DATA EXTRACTS:
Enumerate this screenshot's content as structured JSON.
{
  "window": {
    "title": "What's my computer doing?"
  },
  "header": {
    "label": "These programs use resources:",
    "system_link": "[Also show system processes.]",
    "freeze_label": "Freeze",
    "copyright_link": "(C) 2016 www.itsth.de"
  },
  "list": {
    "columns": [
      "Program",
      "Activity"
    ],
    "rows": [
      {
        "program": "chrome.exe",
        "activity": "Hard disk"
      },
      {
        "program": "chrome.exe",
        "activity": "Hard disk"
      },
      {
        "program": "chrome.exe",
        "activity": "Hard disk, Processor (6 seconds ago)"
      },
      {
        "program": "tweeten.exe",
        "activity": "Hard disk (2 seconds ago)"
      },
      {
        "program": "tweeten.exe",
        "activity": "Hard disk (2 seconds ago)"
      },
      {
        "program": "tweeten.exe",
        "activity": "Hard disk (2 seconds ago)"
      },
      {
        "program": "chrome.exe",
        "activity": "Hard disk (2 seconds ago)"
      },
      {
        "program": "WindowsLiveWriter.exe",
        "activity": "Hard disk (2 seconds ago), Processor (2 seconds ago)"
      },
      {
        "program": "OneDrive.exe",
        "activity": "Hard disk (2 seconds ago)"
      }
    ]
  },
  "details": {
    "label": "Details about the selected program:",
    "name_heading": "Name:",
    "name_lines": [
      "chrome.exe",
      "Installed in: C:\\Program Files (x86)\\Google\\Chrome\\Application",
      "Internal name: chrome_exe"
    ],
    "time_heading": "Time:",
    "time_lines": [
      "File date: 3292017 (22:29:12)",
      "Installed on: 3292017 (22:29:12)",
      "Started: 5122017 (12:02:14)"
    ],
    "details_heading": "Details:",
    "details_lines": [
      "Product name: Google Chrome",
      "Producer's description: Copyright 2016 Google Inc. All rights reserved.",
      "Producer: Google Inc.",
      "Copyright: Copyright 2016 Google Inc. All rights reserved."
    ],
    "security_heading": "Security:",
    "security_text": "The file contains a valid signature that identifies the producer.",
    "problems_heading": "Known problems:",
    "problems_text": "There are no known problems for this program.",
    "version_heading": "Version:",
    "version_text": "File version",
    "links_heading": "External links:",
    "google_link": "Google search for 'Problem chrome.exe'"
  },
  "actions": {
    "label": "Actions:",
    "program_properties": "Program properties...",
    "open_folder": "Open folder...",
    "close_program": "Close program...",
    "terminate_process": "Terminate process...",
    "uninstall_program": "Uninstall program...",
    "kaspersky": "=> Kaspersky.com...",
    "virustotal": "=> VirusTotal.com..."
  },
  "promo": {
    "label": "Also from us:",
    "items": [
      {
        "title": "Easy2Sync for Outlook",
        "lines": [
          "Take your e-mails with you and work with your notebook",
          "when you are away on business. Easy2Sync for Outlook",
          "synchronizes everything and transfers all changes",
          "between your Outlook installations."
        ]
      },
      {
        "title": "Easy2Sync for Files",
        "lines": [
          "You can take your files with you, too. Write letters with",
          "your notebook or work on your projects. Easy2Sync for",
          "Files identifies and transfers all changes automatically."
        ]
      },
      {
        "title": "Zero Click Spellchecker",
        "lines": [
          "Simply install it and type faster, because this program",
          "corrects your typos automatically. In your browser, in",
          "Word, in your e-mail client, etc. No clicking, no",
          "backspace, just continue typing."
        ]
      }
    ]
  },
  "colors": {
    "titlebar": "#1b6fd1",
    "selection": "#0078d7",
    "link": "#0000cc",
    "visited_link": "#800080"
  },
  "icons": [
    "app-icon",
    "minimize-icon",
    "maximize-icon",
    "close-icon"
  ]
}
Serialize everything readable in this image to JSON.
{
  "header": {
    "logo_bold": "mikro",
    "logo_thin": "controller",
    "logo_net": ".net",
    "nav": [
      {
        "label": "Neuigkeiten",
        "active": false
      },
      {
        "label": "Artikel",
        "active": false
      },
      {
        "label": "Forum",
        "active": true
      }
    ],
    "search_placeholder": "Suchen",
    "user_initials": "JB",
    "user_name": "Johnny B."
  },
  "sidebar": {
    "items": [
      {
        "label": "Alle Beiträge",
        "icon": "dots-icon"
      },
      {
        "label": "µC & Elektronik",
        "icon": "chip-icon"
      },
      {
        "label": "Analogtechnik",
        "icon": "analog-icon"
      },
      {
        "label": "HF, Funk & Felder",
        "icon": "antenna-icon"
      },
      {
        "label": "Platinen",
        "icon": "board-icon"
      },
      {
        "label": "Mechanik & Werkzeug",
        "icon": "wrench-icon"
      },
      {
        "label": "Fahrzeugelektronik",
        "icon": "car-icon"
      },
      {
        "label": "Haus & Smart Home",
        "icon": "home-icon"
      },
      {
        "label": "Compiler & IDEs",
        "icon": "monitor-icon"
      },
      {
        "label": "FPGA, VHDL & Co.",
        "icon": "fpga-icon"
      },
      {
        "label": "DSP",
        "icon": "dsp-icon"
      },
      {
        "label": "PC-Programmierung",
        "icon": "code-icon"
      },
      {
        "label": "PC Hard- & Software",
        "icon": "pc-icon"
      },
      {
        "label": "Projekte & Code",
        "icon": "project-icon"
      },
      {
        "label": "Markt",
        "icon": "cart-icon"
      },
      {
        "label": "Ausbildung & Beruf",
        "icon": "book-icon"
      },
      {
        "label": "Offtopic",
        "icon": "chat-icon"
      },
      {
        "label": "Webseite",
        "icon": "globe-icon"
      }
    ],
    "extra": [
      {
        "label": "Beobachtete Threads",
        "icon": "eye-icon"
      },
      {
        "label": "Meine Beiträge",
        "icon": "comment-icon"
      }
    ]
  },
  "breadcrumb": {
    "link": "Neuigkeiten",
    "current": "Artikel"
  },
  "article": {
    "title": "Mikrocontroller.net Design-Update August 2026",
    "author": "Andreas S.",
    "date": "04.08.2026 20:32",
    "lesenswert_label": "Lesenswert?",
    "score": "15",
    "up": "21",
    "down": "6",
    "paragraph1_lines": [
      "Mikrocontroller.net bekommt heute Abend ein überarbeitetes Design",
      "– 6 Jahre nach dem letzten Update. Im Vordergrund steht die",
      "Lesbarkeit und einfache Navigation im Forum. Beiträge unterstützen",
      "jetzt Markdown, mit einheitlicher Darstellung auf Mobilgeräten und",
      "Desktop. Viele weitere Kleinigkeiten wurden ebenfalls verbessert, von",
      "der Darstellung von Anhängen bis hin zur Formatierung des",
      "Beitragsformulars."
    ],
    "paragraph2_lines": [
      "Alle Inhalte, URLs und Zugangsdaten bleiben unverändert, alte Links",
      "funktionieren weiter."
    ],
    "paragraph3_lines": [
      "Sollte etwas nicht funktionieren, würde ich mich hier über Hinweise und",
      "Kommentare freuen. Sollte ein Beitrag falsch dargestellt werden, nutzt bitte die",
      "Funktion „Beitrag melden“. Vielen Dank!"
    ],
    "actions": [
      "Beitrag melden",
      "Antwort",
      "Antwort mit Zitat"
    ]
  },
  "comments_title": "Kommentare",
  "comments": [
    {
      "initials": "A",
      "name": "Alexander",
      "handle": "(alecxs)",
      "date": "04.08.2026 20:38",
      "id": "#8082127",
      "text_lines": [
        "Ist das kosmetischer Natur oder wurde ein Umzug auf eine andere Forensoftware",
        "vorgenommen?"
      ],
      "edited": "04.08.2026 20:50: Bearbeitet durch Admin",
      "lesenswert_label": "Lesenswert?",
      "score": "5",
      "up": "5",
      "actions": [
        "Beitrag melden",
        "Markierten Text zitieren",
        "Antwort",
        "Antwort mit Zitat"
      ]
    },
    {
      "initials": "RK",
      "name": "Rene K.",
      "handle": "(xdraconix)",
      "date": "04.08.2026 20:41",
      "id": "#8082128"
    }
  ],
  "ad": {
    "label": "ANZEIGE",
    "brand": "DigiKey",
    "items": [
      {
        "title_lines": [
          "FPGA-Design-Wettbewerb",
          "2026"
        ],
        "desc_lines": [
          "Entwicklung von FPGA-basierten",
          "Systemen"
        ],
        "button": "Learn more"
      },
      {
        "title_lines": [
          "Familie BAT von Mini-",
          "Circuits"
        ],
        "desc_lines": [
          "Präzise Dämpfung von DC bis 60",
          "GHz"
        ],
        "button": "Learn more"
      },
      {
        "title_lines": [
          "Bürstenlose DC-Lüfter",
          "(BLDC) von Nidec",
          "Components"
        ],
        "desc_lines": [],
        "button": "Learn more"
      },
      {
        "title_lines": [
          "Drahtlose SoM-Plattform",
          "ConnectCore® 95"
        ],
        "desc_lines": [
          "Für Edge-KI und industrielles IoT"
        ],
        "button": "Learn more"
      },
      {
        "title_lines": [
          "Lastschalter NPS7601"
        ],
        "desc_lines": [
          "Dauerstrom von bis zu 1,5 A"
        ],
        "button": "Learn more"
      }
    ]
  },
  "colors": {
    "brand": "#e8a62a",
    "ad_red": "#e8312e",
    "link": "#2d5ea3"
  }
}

EXERCISE INSTRUCTIONS: Show all lines above holding the word "your".

RESPONSE:
          "Take your e-mails with you and work with your notebook",
          "between your Outlook installations."
          "You can take your files with you, too. Write letters with",
          "your notebook or work on your projects. Easy2Sync for",
          "corrects your typos automatically. In your browser, in",
          "Word, in your e-mail client, etc. No clicking, no",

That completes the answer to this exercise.